→ EXTRACTED RECORDS:
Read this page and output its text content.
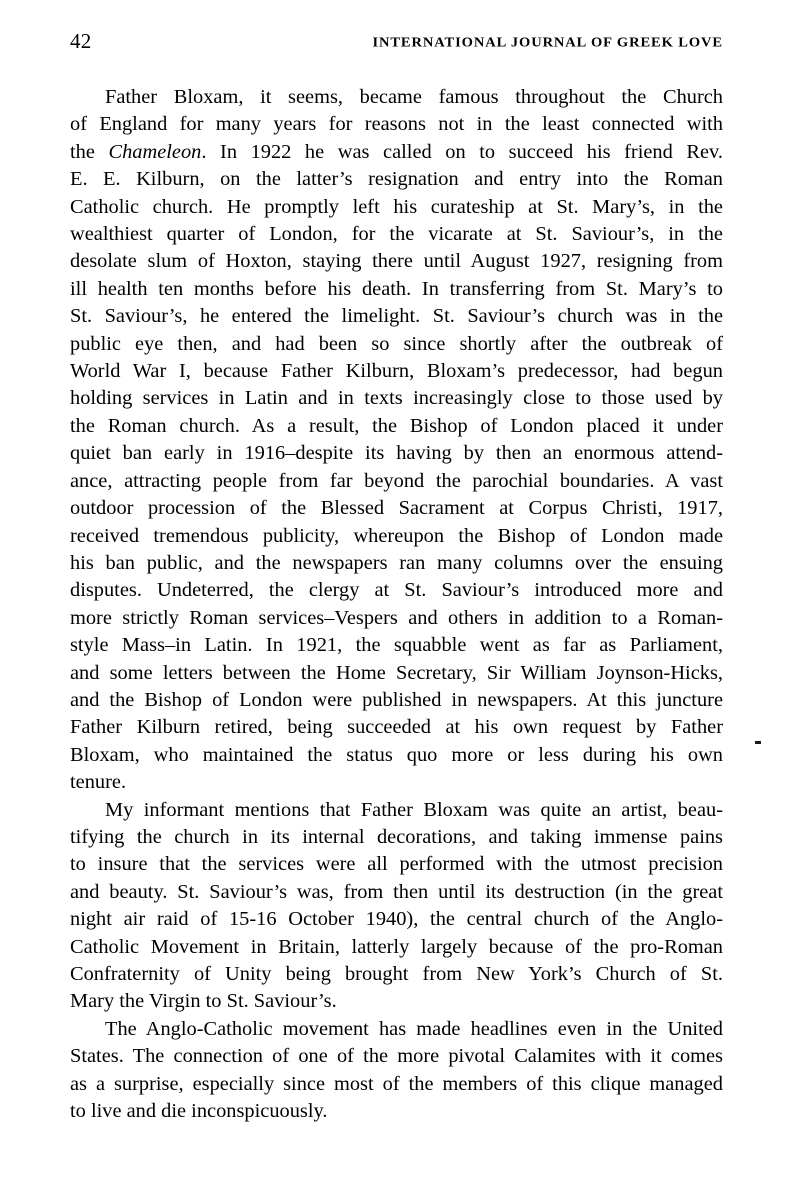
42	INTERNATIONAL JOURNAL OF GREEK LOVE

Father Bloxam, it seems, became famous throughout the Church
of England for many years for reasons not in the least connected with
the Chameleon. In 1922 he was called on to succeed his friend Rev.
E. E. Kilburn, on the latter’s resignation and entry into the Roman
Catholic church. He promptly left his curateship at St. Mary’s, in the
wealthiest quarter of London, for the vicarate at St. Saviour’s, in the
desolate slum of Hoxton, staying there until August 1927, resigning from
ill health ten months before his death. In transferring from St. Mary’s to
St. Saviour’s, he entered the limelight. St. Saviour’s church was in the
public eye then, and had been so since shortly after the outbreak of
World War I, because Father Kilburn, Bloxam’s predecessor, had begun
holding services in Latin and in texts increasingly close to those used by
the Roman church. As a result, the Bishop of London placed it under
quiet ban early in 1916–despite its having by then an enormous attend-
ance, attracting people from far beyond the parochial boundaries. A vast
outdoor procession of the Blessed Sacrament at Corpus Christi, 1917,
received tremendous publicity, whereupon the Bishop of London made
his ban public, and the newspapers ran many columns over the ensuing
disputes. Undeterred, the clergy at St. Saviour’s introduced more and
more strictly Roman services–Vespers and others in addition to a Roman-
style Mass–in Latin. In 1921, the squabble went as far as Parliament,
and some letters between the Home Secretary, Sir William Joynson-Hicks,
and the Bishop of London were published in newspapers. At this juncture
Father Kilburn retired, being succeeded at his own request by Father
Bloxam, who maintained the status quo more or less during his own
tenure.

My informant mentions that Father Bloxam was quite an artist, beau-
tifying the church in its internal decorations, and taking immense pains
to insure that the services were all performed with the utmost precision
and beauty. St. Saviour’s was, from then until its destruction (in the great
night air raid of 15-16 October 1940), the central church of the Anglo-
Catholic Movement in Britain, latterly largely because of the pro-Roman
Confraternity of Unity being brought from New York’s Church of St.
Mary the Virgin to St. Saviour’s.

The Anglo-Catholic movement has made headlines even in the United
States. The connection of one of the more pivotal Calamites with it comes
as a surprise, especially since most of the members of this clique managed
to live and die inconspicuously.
---
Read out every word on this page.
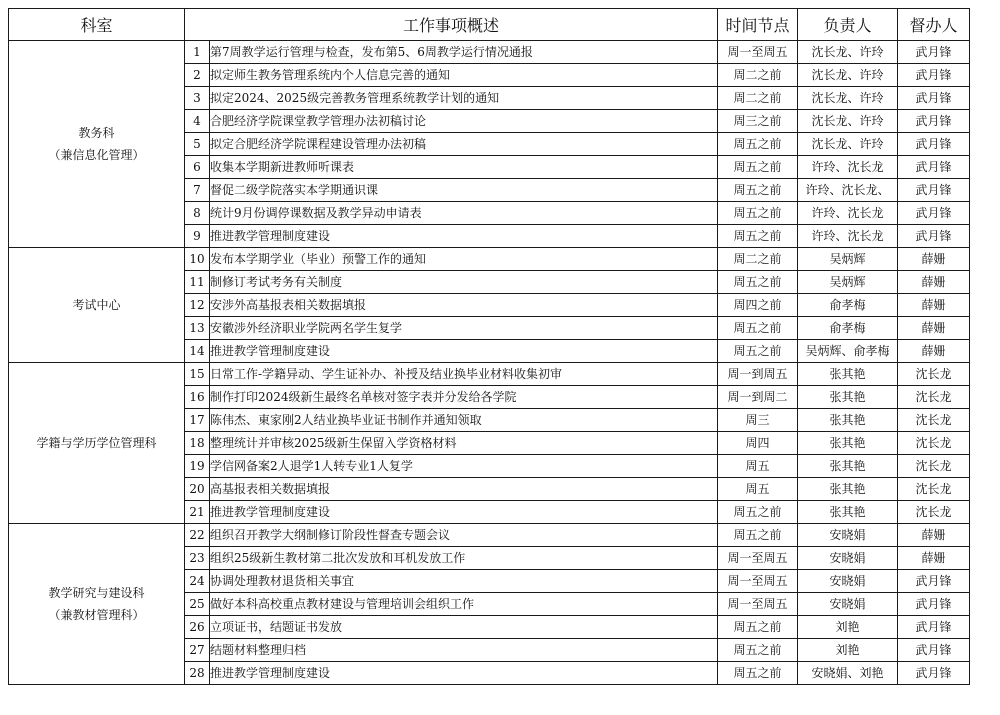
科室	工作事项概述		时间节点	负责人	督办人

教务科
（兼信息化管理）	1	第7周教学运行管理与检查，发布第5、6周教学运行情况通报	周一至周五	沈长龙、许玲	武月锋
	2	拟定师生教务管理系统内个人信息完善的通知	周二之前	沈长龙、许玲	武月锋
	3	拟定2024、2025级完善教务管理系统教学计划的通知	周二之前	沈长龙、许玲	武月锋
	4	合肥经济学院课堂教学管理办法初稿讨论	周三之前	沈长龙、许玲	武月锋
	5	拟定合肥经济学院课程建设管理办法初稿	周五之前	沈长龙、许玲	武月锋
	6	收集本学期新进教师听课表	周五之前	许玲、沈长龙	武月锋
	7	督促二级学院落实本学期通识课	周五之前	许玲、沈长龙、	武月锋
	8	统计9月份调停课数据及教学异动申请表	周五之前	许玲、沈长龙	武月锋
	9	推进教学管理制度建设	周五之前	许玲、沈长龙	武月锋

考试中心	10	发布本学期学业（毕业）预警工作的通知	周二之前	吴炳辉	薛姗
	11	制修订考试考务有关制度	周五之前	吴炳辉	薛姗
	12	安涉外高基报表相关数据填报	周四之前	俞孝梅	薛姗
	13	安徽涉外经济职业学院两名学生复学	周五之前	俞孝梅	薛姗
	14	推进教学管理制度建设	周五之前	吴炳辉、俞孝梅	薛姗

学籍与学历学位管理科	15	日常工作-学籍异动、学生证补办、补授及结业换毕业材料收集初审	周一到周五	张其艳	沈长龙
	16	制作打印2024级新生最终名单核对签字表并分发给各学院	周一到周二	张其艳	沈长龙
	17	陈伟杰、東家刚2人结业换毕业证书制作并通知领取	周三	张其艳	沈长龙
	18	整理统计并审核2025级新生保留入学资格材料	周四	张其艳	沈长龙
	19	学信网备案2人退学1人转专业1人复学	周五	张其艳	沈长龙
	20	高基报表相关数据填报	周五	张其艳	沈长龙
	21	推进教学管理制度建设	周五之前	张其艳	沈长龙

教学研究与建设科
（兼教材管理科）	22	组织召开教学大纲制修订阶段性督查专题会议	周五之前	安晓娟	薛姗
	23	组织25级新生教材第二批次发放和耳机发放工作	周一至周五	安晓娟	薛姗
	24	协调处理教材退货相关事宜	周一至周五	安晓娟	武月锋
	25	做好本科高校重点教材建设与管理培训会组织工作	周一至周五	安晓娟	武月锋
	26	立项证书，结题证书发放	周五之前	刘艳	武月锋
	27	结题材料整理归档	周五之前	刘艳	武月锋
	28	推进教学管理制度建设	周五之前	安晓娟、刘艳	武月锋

→ WHAT THIS TASK INVOLVES: Pick out every line above that contains the word "推进教学管理制度建设" and copy it.

→ RESULT:
	9	推进教学管理制度建设	周五之前	许玲、沈长龙	武月锋
	14	推进教学管理制度建设	周五之前	吴炳辉、俞孝梅	薛姗
	21	推进教学管理制度建设	周五之前	张其艳	沈长龙
	28	推进教学管理制度建设	周五之前	安晓娟、刘艳	武月锋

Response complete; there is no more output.